To be done: Please report every line from the material that contains the word "tout".
——
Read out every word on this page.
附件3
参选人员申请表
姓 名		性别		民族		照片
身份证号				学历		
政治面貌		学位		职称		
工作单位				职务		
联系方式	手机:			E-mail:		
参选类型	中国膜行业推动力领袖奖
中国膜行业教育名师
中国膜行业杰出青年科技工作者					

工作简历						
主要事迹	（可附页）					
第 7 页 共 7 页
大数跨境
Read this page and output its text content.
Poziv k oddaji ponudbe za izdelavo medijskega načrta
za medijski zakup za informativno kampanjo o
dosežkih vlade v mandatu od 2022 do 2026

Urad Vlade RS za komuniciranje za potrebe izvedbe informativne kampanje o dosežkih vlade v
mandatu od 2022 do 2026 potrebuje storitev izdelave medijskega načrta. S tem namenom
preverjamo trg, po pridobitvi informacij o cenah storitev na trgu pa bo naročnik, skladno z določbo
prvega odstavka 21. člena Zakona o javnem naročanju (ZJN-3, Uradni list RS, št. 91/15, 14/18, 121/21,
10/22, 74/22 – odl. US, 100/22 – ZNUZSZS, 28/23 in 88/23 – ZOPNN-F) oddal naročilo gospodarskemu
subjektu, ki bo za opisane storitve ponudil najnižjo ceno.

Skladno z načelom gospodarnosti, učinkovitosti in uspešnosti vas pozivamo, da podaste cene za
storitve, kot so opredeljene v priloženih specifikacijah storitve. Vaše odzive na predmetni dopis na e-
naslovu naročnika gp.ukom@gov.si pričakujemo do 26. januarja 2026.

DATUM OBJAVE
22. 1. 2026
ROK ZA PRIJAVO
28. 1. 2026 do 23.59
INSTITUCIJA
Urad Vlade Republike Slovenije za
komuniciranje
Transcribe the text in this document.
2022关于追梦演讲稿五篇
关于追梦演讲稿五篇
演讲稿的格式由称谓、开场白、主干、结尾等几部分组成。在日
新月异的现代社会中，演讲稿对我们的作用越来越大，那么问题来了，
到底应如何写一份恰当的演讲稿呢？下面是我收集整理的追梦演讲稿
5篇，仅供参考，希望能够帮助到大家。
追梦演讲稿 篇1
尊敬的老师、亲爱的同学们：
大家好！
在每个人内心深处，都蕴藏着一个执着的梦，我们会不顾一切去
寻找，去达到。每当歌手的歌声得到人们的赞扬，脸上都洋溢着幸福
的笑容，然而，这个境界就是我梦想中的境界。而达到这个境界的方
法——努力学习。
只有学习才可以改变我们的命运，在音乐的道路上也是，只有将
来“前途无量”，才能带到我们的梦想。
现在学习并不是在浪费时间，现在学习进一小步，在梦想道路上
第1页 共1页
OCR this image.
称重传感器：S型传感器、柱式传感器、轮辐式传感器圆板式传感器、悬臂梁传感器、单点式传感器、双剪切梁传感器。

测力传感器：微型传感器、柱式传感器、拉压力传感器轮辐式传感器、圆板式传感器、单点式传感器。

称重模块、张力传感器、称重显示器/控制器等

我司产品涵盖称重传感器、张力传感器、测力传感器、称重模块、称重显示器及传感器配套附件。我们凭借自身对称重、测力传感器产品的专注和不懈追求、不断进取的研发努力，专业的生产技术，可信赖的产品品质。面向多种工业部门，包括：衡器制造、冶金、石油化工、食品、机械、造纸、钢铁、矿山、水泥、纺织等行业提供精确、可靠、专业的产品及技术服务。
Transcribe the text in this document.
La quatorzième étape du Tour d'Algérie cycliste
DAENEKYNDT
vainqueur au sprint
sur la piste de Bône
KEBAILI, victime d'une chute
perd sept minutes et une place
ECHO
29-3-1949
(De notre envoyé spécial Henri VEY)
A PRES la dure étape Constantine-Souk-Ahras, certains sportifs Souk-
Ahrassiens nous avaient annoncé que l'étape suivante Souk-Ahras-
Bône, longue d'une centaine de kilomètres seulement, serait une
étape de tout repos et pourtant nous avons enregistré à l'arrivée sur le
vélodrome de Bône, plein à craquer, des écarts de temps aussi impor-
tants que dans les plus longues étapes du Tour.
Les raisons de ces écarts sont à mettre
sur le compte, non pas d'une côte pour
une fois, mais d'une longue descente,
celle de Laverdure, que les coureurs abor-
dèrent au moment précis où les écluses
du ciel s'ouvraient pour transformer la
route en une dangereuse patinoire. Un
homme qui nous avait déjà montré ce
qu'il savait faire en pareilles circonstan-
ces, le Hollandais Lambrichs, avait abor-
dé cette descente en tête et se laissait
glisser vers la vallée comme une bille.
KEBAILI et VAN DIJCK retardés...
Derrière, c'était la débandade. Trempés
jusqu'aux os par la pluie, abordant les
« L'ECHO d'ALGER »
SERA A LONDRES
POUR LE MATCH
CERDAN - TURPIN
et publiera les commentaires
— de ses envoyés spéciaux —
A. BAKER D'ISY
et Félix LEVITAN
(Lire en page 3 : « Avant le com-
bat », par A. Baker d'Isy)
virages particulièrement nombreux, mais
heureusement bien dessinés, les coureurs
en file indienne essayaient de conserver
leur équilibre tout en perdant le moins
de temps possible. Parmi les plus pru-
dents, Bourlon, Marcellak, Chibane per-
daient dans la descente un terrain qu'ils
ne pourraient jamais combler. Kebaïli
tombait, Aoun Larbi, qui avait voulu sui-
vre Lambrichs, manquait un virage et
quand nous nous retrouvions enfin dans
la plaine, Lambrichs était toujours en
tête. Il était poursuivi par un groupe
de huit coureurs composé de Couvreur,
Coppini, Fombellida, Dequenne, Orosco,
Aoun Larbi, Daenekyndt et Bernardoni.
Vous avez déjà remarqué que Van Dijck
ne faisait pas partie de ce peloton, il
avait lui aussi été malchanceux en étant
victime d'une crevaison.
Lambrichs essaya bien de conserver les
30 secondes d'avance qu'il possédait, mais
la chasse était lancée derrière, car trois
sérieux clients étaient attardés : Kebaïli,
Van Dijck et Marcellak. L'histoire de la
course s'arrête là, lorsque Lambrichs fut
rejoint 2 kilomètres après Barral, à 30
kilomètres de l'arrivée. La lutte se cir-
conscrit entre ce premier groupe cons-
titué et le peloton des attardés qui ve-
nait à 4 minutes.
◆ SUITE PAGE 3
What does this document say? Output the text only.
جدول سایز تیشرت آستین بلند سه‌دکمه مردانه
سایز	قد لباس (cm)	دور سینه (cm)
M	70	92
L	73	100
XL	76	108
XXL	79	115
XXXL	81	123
——
Response to this task:
étape de tout repos et pourtant nous avons enregistré à l'arrivée sur le
leur équilibre tout en perdant le moins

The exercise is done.